• _Given request_
Where a line holds the string "Arrange", return that line.

• _Provided information_
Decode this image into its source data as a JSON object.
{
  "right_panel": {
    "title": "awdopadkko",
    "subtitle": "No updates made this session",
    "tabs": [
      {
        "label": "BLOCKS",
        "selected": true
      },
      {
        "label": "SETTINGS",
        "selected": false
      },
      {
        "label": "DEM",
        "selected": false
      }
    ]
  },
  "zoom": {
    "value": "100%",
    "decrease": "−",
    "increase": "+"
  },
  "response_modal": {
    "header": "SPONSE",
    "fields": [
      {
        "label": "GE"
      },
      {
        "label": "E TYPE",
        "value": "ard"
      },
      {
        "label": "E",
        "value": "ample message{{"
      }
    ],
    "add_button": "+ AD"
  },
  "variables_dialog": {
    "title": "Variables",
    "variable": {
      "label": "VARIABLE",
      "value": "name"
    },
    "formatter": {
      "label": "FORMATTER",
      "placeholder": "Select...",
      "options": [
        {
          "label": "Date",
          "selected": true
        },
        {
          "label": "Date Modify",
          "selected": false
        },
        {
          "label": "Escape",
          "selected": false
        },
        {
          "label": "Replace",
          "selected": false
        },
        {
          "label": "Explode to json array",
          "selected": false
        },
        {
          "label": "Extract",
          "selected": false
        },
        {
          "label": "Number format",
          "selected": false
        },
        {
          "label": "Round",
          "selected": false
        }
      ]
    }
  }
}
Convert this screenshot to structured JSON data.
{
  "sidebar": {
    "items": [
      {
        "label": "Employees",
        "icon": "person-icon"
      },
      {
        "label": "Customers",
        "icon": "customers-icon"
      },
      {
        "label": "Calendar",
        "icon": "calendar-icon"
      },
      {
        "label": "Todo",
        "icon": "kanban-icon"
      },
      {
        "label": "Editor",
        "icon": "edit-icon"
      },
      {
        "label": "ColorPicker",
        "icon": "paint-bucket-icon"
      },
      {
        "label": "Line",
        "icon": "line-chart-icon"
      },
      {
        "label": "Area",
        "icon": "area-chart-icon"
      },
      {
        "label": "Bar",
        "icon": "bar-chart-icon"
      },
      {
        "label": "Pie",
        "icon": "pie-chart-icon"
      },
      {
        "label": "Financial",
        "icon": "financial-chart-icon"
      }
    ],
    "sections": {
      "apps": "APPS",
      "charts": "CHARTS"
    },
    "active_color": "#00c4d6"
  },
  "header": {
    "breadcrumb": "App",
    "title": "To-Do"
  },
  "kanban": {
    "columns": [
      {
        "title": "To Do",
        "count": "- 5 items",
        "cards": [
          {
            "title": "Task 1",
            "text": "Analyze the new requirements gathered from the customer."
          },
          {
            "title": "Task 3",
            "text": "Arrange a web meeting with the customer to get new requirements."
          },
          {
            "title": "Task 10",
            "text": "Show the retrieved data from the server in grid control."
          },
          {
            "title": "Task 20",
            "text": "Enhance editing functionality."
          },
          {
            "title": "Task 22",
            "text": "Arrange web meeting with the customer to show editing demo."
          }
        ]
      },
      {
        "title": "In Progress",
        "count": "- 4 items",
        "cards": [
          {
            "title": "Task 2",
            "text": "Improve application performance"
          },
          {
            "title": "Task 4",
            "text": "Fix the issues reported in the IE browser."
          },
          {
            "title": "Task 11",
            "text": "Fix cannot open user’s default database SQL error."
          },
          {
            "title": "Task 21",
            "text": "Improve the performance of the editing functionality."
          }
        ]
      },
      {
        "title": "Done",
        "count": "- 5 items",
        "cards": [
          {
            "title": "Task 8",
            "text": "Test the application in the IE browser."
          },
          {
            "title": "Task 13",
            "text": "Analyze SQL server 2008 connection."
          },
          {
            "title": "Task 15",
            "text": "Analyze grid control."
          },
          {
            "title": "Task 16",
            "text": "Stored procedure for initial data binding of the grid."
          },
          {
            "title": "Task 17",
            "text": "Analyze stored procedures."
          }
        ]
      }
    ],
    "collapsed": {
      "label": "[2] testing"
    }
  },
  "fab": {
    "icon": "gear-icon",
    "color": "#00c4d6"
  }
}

• _Written answer_
            "text": "Arrange a web meeting with the customer to get new requirements."
            "text": "Arrange web meeting with the customer to show editing demo."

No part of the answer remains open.